_Given request_. Please retype all of the material below line for line without changing anything, and leave the pictures out.

_Input records_.
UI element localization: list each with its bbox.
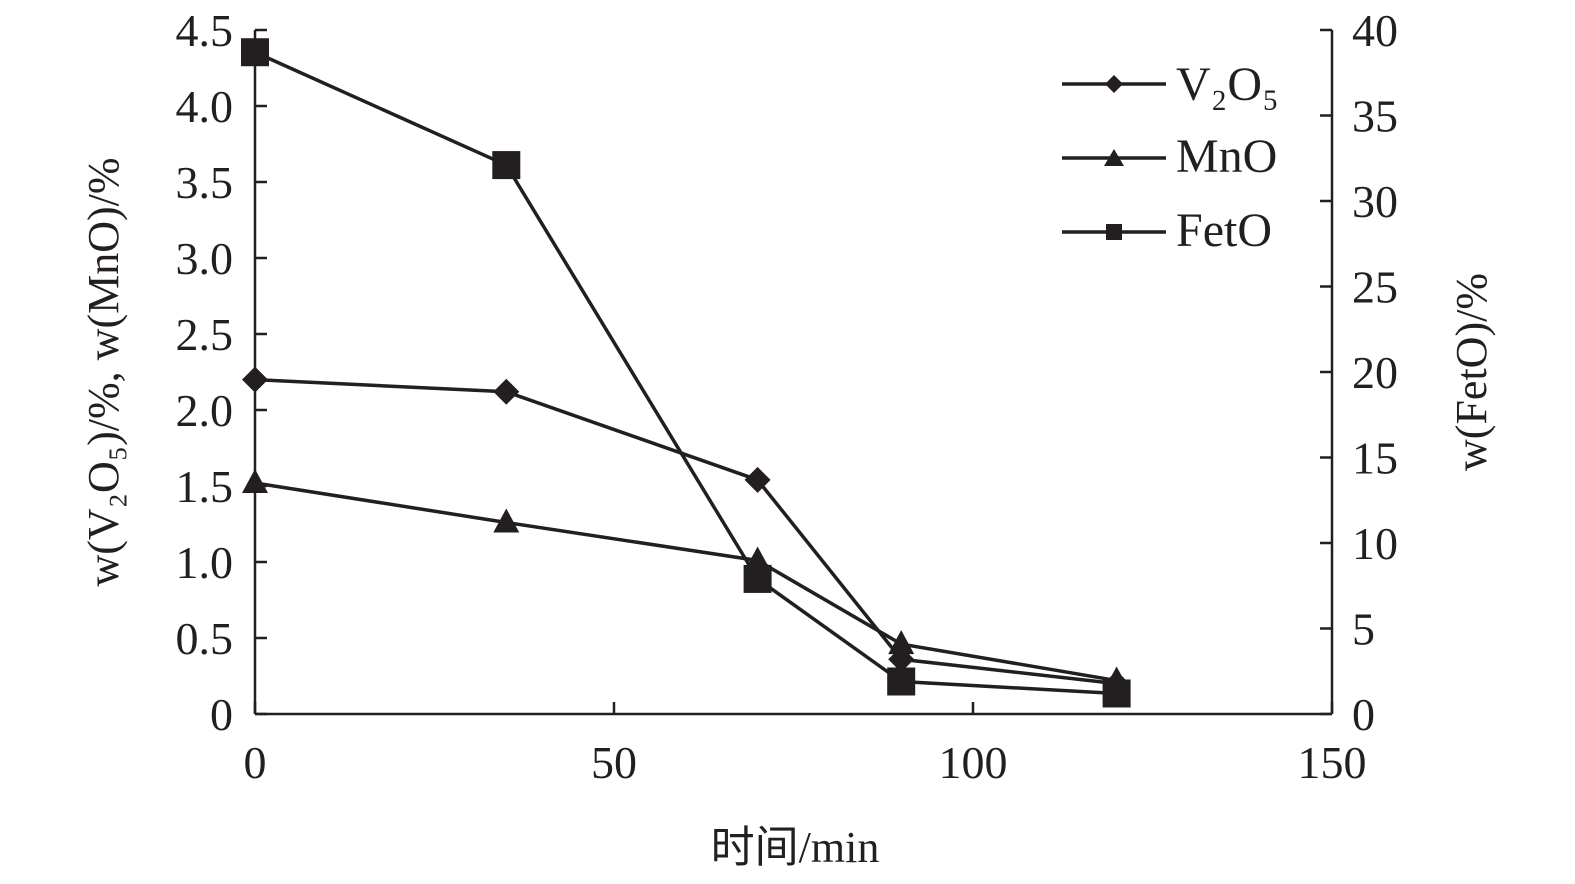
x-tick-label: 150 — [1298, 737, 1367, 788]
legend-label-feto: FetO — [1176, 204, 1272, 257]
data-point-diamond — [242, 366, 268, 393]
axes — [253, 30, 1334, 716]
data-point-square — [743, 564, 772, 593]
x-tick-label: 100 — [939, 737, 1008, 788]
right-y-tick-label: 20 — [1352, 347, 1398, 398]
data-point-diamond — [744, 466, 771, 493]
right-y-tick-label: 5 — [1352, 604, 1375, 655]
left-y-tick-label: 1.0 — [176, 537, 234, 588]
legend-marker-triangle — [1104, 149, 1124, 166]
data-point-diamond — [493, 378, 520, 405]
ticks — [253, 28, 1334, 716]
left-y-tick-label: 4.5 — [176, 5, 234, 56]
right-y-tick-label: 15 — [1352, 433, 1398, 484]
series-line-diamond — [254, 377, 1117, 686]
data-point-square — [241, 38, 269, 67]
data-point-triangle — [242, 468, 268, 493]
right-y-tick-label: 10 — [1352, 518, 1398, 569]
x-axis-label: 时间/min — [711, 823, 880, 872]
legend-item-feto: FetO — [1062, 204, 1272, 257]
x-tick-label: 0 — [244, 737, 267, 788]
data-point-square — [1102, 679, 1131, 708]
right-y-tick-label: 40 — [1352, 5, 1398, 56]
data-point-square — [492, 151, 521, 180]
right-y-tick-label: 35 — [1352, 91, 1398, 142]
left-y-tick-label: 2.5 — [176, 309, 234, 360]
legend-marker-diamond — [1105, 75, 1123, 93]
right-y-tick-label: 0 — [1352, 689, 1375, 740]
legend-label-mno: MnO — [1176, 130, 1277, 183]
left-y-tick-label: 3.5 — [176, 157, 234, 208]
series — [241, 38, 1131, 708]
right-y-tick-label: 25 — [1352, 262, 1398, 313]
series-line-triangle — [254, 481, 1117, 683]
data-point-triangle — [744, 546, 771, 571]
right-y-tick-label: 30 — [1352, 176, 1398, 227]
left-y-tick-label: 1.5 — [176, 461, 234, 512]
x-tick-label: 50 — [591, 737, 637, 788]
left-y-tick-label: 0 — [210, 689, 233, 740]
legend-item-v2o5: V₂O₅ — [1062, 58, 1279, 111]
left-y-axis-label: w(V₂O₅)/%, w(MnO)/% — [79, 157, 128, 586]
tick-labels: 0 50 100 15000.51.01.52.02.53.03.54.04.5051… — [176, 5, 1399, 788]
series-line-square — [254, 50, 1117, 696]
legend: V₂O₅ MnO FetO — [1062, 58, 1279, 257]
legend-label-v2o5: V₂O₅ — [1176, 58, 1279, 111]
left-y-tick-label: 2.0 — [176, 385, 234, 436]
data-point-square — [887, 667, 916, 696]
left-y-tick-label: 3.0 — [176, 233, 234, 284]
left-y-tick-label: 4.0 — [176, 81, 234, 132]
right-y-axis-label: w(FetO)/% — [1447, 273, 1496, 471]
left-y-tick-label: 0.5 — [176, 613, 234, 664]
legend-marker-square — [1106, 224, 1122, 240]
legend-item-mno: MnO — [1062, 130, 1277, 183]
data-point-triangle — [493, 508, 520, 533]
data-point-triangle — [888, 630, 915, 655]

_Response to this exercise_.
UI element localization: list each with its bbox.
x-tick-label: 150 — [1298, 737, 1367, 788]
legend-label-feto: FetO — [1176, 204, 1272, 257]
data-point-diamond — [242, 366, 268, 393]
axes — [253, 30, 1334, 716]
data-point-square — [743, 564, 772, 593]
x-tick-label: 100 — [939, 737, 1008, 788]
right-y-tick-label: 20 — [1352, 347, 1398, 398]
data-point-diamond — [744, 466, 771, 493]
right-y-tick-label: 5 — [1352, 604, 1375, 655]
left-y-tick-label: 1.0 — [176, 537, 234, 588]
legend-marker-triangle — [1104, 149, 1124, 166]
data-point-diamond — [493, 378, 520, 405]
ticks — [253, 28, 1334, 716]
left-y-tick-label: 4.5 — [176, 5, 234, 56]
right-y-tick-label: 15 — [1352, 433, 1398, 484]
series-line-diamond — [254, 377, 1117, 686]
data-point-square — [241, 38, 269, 67]
data-point-triangle — [242, 468, 268, 493]
right-y-tick-label: 10 — [1352, 518, 1398, 569]
x-axis-label: 时间/min — [711, 823, 880, 872]
legend-item-feto: FetO — [1062, 204, 1272, 257]
x-tick-label: 0 — [244, 737, 267, 788]
data-point-square — [1102, 679, 1131, 708]
right-y-tick-label: 40 — [1352, 5, 1398, 56]
data-point-square — [492, 151, 521, 180]
right-y-tick-label: 35 — [1352, 91, 1398, 142]
left-y-tick-label: 2.5 — [176, 309, 234, 360]
legend-marker-diamond — [1105, 75, 1123, 93]
right-y-tick-label: 0 — [1352, 689, 1375, 740]
legend-label-mno: MnO — [1176, 130, 1277, 183]
left-y-tick-label: 3.5 — [176, 157, 234, 208]
series — [241, 38, 1131, 708]
right-y-tick-label: 25 — [1352, 262, 1398, 313]
series-line-triangle — [254, 481, 1117, 683]
data-point-triangle — [744, 546, 771, 571]
right-y-tick-label: 30 — [1352, 176, 1398, 227]
left-y-tick-label: 1.5 — [176, 461, 234, 512]
x-tick-label: 50 — [591, 737, 637, 788]
left-y-tick-label: 0 — [210, 689, 233, 740]
legend-item-v2o5: V₂O₅ — [1062, 58, 1279, 111]
left-y-axis-label: w(V₂O₅)/%, w(MnO)/% — [79, 157, 128, 586]
tick-labels: 0 50 100 15000.51.01.52.02.53.03.54.04.5051… — [176, 5, 1399, 788]
series-line-square — [254, 50, 1117, 696]
legend: V₂O₅ MnO FetO — [1062, 58, 1279, 257]
legend-label-v2o5: V₂O₅ — [1176, 58, 1279, 111]
left-y-tick-label: 2.0 — [176, 385, 234, 436]
data-point-square — [887, 667, 916, 696]
left-y-tick-label: 3.0 — [176, 233, 234, 284]
left-y-tick-label: 4.0 — [176, 81, 234, 132]
right-y-axis-label: w(FetO)/% — [1447, 273, 1496, 471]
left-y-tick-label: 0.5 — [176, 613, 234, 664]
legend-marker-square — [1106, 224, 1122, 240]
legend-item-mno: MnO — [1062, 130, 1277, 183]
data-point-triangle — [493, 508, 520, 533]
data-point-triangle — [888, 630, 915, 655]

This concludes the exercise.